§ What you are asked to do
"Cost" appears in how many lines of the entries? State only the number.
___ Dataset ___
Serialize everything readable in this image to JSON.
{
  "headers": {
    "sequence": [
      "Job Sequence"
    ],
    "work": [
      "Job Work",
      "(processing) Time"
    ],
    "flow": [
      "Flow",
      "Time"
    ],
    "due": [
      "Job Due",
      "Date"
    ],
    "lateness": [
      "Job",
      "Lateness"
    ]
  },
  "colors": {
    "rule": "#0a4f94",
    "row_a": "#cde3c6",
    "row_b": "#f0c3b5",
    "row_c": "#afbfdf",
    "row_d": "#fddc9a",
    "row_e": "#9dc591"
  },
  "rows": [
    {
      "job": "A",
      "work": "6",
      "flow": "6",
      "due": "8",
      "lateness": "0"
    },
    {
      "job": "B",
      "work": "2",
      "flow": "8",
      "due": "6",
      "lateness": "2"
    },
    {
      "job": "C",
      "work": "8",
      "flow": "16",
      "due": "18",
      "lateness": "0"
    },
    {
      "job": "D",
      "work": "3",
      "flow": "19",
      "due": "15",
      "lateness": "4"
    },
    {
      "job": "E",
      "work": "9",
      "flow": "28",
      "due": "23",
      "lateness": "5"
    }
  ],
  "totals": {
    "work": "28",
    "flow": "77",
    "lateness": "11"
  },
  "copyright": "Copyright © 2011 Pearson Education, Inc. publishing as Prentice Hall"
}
___
___ Dataset ___
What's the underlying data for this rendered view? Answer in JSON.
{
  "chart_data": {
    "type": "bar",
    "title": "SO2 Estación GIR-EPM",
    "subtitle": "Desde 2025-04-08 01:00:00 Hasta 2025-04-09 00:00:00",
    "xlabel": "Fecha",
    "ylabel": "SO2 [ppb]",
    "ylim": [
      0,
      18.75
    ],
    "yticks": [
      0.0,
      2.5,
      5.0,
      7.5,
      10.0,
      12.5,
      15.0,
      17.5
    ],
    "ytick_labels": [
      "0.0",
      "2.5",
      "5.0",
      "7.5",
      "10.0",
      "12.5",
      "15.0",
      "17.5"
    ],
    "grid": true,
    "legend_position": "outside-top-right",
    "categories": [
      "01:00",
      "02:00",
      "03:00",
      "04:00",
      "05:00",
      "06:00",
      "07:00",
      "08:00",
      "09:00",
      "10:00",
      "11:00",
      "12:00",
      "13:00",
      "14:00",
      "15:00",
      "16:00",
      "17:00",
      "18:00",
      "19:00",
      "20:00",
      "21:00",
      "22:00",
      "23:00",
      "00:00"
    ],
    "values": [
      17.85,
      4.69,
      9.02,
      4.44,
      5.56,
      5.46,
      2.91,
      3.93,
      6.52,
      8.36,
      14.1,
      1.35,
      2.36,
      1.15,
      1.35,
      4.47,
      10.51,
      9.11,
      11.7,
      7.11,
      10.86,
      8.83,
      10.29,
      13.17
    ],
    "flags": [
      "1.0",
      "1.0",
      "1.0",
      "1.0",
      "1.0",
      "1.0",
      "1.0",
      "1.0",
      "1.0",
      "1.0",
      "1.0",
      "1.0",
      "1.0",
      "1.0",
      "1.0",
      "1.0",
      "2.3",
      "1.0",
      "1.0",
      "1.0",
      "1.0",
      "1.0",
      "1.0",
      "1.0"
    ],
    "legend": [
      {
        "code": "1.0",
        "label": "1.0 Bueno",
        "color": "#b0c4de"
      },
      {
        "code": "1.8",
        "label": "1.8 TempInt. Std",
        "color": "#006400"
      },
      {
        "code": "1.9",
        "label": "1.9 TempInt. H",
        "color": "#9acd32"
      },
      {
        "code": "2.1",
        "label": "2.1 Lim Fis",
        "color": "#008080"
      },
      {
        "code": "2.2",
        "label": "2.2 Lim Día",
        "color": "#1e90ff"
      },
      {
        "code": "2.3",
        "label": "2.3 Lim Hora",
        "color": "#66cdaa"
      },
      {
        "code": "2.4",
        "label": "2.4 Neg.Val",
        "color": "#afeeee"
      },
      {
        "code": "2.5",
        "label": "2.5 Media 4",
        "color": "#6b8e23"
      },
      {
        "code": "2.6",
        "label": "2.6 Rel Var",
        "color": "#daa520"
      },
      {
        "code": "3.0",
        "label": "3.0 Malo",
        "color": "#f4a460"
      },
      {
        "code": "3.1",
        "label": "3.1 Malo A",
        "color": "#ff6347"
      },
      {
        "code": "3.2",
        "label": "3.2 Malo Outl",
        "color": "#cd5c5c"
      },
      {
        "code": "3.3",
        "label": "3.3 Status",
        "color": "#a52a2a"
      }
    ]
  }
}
___
___ Dataset ___
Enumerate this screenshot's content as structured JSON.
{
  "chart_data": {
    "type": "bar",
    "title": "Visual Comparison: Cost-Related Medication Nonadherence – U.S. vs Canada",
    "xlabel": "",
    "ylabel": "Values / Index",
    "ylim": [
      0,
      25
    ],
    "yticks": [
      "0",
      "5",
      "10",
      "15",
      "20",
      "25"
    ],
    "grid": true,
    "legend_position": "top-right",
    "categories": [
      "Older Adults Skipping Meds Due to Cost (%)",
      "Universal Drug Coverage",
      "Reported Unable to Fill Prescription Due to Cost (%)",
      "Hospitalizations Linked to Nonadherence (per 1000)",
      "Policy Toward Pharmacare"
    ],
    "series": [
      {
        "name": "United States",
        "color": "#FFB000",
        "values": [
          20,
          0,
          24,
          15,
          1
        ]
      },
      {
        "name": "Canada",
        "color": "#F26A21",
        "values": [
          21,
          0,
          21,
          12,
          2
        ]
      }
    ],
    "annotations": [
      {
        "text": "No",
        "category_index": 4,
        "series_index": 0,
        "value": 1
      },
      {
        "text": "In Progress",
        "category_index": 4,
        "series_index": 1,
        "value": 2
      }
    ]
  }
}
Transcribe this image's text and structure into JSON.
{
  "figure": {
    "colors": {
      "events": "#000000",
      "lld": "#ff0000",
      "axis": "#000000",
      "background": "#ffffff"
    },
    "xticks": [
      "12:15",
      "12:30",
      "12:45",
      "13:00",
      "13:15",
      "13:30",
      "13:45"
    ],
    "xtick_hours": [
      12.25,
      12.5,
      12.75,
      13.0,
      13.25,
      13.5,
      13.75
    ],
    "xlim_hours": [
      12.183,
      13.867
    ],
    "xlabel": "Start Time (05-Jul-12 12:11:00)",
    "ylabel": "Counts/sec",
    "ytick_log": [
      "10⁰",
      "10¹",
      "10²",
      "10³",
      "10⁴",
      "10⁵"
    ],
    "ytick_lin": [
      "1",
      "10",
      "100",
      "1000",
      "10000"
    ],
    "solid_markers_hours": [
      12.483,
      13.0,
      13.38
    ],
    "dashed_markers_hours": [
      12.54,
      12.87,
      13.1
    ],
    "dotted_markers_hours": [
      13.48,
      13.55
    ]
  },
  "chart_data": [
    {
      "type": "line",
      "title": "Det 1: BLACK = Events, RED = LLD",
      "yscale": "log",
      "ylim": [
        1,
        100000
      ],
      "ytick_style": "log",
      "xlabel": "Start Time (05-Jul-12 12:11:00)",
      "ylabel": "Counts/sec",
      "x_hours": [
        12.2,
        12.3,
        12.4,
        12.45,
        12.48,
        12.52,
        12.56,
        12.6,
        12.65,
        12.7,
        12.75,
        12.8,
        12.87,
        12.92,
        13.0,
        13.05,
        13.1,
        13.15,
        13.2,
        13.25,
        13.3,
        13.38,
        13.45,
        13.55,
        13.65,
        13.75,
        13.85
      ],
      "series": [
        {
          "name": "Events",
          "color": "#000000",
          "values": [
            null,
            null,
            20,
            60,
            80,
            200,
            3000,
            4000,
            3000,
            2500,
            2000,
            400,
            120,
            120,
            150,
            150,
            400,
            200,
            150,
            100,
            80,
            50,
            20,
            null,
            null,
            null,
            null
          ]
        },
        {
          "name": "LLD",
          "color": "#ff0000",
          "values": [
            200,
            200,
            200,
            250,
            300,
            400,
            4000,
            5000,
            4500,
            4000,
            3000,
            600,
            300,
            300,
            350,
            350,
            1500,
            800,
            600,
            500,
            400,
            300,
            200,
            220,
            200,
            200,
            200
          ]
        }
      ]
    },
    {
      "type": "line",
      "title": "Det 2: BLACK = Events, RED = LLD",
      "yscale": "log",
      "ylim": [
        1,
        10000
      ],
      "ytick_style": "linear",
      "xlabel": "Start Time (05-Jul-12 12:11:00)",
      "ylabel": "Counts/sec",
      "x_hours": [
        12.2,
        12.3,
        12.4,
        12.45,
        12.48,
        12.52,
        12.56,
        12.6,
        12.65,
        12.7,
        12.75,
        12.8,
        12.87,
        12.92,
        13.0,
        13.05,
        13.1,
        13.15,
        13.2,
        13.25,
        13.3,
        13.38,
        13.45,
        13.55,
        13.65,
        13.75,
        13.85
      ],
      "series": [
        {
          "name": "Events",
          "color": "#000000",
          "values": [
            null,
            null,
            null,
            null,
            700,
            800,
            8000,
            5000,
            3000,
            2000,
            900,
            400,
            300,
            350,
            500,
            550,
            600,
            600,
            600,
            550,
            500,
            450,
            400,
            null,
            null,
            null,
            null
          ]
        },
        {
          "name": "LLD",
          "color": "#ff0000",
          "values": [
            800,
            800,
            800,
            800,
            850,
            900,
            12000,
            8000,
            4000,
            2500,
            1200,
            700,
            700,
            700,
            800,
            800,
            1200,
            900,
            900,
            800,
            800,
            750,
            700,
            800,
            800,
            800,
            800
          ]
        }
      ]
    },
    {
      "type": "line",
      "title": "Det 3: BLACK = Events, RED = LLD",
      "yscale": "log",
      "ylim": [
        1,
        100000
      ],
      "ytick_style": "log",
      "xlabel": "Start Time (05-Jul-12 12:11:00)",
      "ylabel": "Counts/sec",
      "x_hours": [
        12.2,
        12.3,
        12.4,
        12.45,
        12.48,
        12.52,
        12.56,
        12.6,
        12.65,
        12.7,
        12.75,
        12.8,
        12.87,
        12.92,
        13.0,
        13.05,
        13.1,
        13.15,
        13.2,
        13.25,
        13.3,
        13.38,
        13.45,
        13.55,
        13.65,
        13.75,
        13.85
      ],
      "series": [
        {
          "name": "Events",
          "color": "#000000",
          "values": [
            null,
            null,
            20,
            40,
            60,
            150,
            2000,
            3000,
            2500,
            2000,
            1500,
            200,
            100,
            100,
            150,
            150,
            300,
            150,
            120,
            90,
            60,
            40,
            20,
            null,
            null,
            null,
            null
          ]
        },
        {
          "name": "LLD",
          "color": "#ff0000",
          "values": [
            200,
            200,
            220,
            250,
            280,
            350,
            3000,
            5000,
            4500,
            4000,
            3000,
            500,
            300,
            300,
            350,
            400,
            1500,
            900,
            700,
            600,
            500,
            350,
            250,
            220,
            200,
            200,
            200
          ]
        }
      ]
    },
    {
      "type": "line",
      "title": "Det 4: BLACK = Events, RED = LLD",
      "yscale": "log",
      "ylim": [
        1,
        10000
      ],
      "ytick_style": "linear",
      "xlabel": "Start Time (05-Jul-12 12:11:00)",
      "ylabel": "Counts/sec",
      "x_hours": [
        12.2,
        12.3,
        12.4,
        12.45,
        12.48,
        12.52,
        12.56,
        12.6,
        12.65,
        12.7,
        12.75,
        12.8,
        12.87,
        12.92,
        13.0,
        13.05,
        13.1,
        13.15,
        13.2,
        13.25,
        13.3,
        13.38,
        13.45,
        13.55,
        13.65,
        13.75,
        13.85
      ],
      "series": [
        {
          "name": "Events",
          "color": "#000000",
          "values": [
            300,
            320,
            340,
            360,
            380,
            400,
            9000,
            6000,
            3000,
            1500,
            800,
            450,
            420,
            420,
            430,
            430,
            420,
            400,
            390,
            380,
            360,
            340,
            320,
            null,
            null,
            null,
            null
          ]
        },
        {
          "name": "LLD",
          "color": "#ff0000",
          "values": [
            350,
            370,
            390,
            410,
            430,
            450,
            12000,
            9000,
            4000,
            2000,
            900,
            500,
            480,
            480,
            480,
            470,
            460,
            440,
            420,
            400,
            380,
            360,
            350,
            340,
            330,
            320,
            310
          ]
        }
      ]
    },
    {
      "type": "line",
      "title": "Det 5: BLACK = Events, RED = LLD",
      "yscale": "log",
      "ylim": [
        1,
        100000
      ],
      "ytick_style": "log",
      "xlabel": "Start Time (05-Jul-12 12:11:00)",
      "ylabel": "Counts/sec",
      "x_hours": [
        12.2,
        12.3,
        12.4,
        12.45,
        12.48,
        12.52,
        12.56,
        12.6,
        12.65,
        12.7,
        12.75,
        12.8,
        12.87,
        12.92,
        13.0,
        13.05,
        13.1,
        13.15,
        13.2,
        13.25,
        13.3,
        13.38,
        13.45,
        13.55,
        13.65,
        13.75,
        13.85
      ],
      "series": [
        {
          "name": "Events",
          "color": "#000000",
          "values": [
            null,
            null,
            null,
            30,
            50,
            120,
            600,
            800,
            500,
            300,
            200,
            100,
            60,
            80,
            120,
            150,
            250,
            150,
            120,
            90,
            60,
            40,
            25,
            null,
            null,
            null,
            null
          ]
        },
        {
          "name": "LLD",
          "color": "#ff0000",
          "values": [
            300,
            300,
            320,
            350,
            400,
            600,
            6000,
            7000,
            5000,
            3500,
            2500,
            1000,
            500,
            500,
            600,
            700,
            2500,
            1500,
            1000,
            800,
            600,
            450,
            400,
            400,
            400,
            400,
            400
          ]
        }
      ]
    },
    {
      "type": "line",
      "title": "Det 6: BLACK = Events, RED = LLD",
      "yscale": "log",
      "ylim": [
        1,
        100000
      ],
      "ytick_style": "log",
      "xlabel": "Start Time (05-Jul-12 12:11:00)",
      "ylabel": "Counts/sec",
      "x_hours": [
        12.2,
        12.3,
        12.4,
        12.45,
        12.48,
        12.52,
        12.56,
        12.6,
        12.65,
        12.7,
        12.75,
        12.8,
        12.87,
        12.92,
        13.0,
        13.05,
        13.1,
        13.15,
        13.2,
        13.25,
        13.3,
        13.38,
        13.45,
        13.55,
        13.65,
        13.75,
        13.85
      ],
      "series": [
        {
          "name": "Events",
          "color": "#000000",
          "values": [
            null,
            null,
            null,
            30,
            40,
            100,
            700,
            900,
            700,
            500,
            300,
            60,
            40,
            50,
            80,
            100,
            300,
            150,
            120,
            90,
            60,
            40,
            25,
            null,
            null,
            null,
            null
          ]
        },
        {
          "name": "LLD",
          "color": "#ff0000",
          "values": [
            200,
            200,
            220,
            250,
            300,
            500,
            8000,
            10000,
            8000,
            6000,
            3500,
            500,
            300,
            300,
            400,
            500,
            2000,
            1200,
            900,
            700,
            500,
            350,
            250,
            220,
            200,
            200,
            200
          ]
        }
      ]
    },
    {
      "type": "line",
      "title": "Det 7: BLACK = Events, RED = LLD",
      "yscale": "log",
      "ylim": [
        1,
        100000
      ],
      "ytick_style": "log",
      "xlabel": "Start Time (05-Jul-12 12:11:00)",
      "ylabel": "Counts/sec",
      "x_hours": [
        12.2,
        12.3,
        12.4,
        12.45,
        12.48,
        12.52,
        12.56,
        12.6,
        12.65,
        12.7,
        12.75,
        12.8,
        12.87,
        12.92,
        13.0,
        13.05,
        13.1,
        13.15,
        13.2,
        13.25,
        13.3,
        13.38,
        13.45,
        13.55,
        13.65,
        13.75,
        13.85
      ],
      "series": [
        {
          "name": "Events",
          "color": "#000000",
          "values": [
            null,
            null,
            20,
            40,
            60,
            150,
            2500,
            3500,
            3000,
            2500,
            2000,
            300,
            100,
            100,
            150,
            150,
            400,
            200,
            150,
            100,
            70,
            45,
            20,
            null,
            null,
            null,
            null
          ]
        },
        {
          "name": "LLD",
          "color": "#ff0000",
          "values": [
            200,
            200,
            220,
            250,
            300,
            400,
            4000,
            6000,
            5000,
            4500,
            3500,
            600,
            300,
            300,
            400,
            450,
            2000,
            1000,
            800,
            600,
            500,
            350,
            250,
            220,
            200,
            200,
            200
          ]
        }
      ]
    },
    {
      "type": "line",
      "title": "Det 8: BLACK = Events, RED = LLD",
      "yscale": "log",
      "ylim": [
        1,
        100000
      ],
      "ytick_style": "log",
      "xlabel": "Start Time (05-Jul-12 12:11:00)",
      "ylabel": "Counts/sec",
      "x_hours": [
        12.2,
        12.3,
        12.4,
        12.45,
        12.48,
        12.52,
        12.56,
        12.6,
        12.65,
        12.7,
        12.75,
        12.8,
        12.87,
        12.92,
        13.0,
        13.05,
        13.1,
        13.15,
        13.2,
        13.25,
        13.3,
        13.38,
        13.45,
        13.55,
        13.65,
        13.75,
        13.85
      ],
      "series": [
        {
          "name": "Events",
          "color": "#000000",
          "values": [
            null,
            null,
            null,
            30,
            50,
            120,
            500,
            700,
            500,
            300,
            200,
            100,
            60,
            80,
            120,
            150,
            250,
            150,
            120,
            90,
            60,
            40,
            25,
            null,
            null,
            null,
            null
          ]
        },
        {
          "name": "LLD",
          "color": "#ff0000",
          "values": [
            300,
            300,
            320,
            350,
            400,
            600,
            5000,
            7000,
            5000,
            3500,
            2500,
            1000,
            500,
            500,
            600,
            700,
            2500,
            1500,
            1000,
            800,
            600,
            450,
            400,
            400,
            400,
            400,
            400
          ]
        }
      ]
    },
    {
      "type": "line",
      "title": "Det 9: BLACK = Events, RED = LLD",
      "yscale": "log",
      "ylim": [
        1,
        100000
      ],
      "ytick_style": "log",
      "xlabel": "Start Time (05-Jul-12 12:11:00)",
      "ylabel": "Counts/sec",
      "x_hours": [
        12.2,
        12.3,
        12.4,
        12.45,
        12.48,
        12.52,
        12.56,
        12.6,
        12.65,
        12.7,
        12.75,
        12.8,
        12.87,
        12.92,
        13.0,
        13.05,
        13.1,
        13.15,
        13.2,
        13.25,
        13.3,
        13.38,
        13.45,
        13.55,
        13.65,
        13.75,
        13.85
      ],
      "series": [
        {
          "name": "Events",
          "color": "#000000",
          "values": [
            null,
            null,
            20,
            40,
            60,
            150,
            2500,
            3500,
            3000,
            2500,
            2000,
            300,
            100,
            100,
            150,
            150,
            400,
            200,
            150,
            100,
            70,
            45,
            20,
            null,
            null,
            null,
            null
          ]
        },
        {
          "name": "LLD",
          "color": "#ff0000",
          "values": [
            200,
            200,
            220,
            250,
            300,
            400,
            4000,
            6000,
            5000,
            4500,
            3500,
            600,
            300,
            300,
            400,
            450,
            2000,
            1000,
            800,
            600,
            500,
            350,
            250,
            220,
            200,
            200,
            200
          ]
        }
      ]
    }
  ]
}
___
§ Exercise result
3